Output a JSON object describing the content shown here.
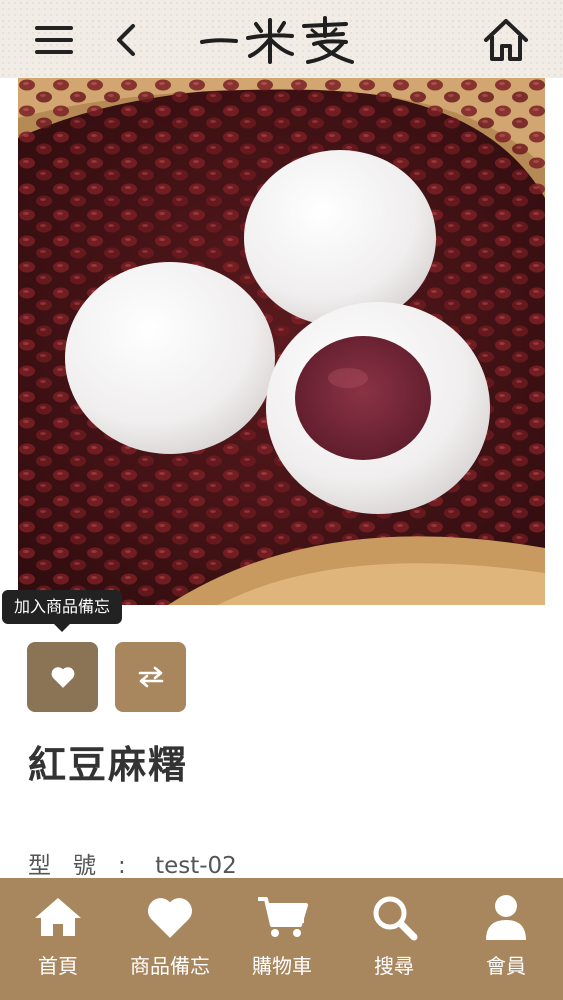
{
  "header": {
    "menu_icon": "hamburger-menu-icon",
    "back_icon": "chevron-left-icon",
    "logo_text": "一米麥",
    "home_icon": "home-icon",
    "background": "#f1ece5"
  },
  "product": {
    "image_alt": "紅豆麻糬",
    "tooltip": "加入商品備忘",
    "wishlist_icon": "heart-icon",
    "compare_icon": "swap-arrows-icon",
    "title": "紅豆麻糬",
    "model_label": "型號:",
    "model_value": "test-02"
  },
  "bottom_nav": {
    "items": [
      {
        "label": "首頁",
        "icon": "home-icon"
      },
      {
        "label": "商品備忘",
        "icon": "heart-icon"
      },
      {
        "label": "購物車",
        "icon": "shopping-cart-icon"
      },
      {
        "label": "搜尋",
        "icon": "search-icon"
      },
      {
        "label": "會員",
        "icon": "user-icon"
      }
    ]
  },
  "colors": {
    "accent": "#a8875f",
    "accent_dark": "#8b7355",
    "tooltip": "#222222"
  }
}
------
[Set problem] Report only how many lines in the listing contain the string "icon".

[Answer to this problem] 10